◆ **Goal of the exercise**
Below are entries to be transcribed exactly; exclude the pictures from the copy.

◆ **Data records**
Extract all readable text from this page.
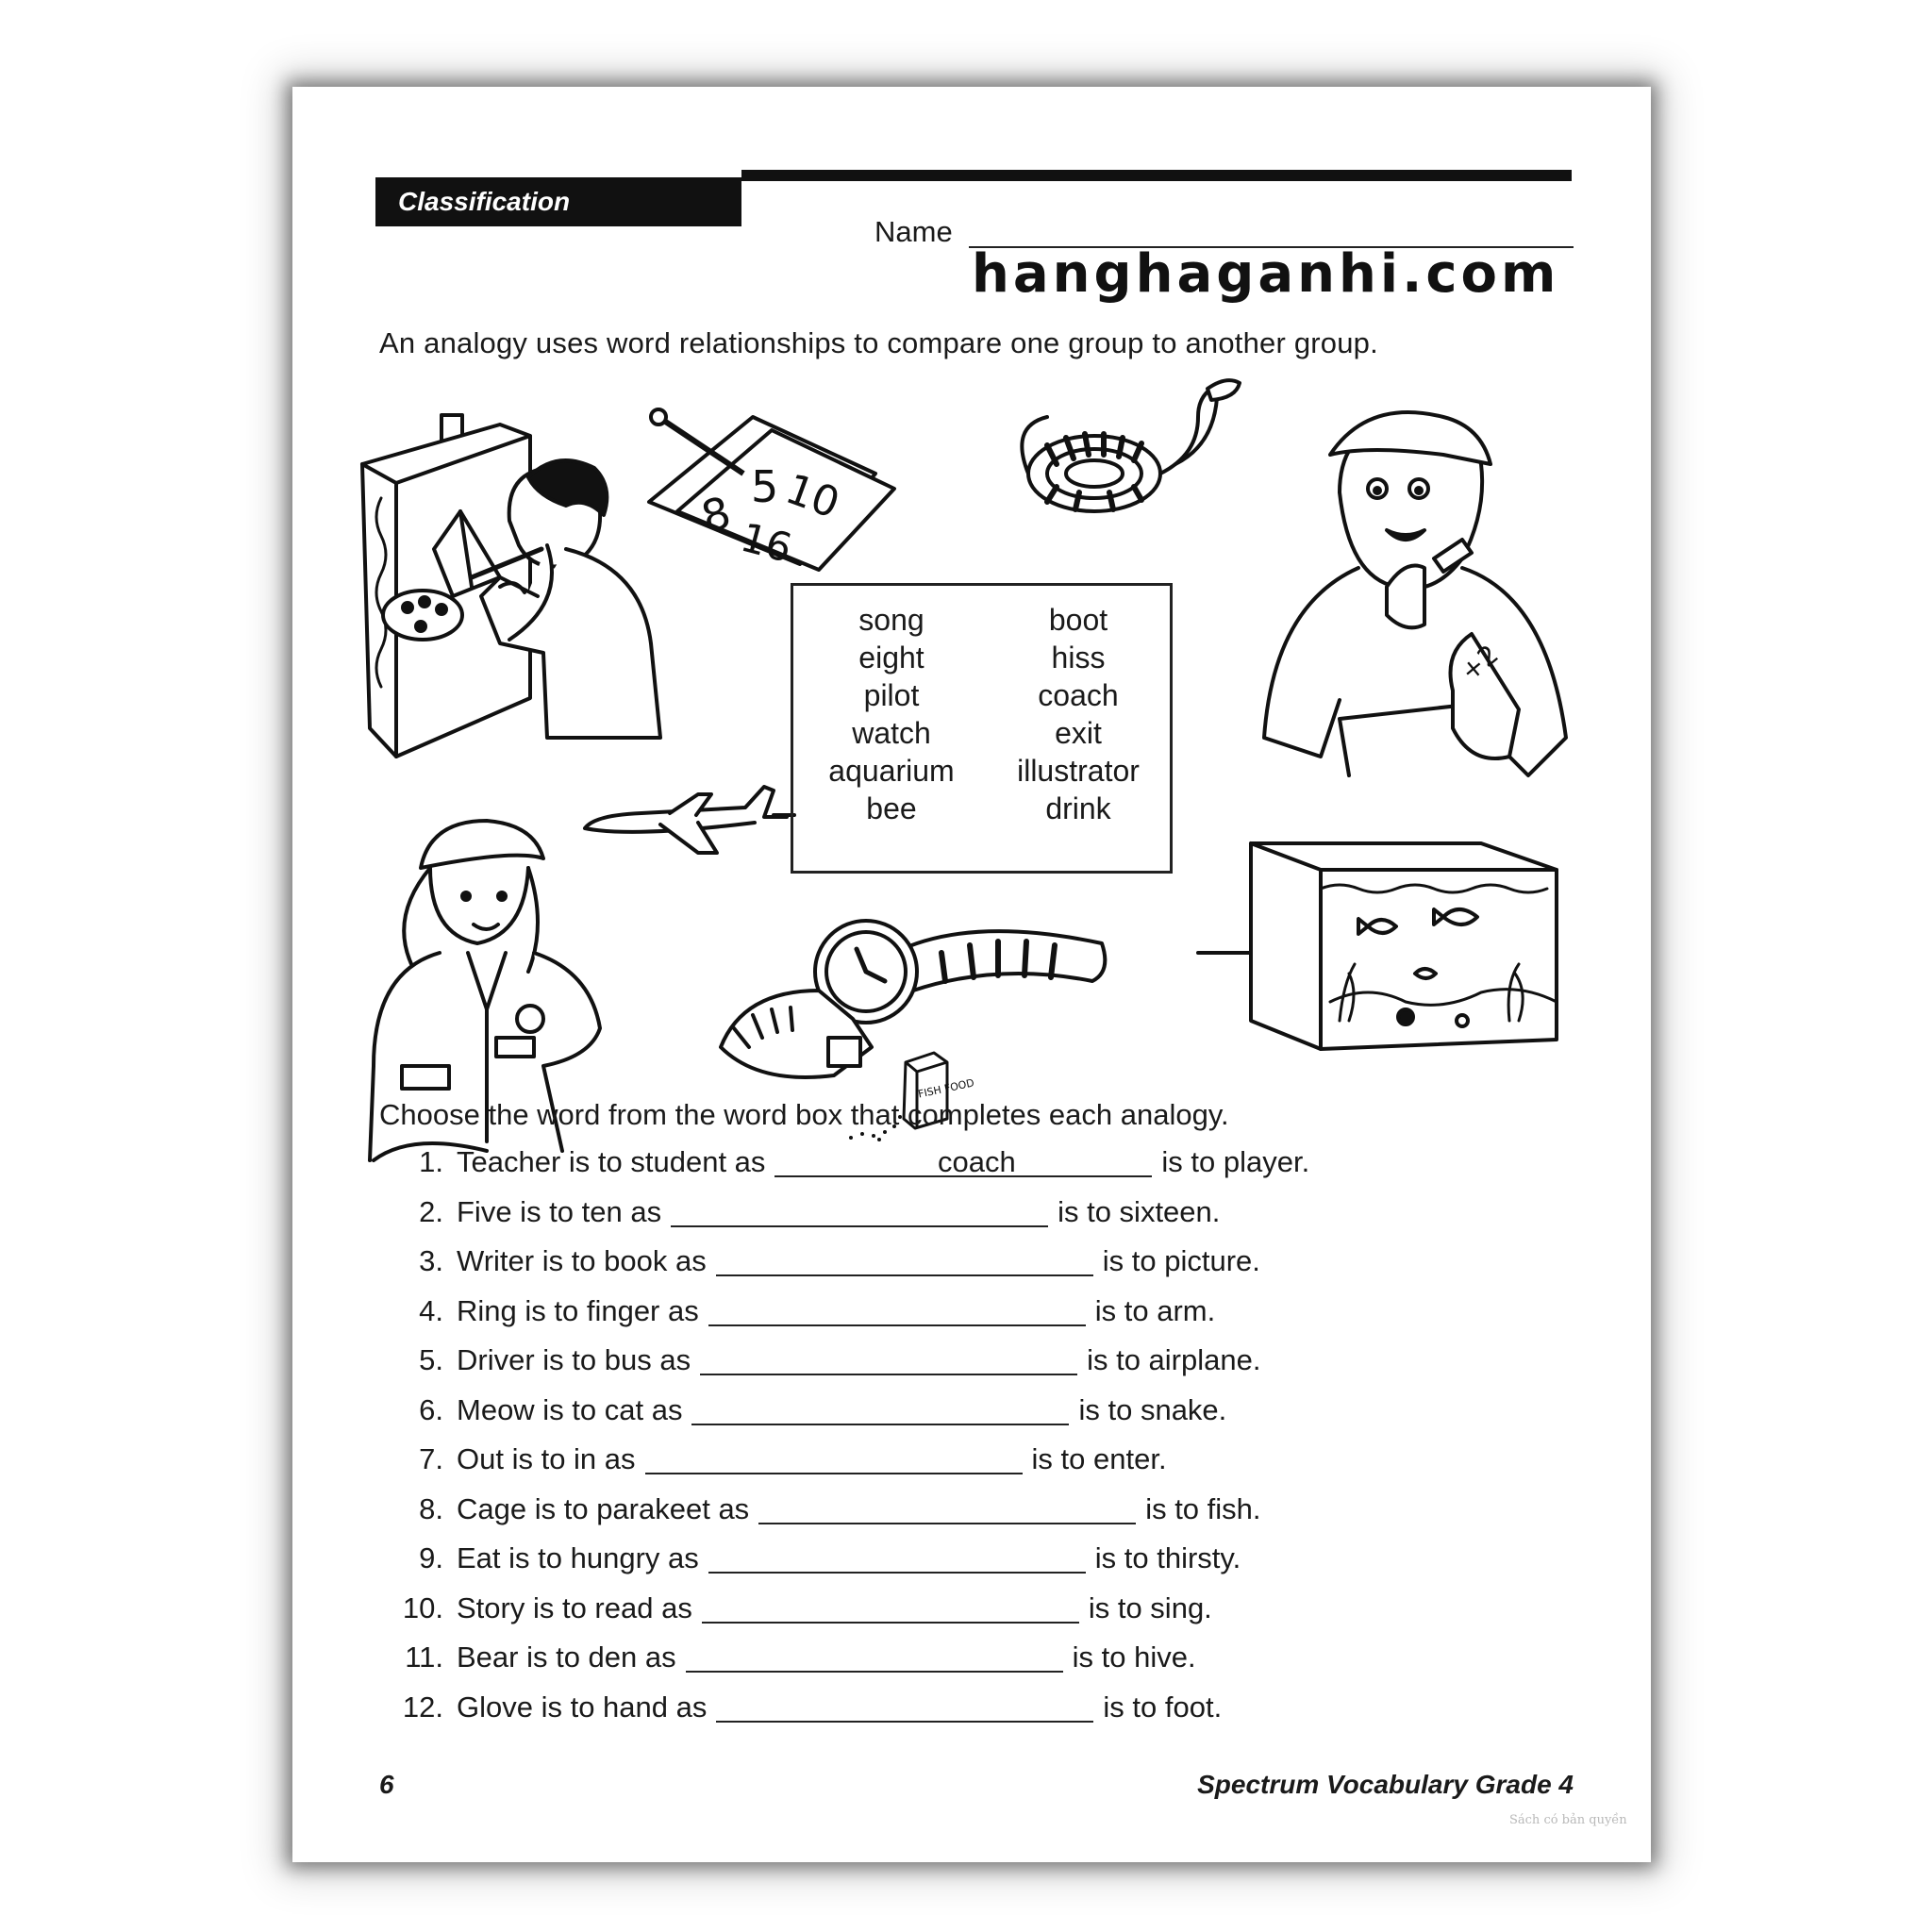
Classification
Name
hanghaganhi.com
An analogy uses word relationships to compare one group to another group.
5 10
8 16
+2
song
eight
pilot
watch
aquarium
bee
boot
hiss
coach
exit
illustrator
drink
FISH FOOD
Choose the word from the word box that completes each analogy.
1. Teacher is to student as	coach	is to player.
2. Five is to ten as	is to sixteen.
3. Writer is to book as	is to picture.
4. Ring is to finger as	is to arm.
5. Driver is to bus as	is to airplane.
6. Meow is to cat as	is to snake.
7. Out is to in as	is to enter.
8. Cage is to parakeet as	is to fish.
9. Eat is to hungry as	is to thirsty.
10. Story is to read as	is to sing.
11. Bear is to den as	is to hive.
12. Glove is to hand as	is to foot.
6	Spectrum Vocabulary Grade 4
Sách có bản quyền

◆ **Worked answer**
Extract all readable text from this page.
Classification
Name
hanghaganhi.com
An analogy uses word relationships to compare one group to another group.
5 10
8 16
+2
song
eight
pilot
watch
aquarium
bee
boot
hiss
coach
exit
illustrator
drink
FISH FOOD
Choose the word from the word box that completes each analogy.
1. Teacher is to student as	coach	is to player.
2. Five is to ten as	is to sixteen.
3. Writer is to book as	is to picture.
4. Ring is to finger as	is to arm.
5. Driver is to bus as	is to airplane.
6. Meow is to cat as	is to snake.
7. Out is to in as	is to enter.
8. Cage is to parakeet as	is to fish.
9. Eat is to hungry as	is to thirsty.
10. Story is to read as	is to sing.
11. Bear is to den as	is to hive.
12. Glove is to hand as	is to foot.
6	Spectrum Vocabulary Grade 4
Sách có bản quyền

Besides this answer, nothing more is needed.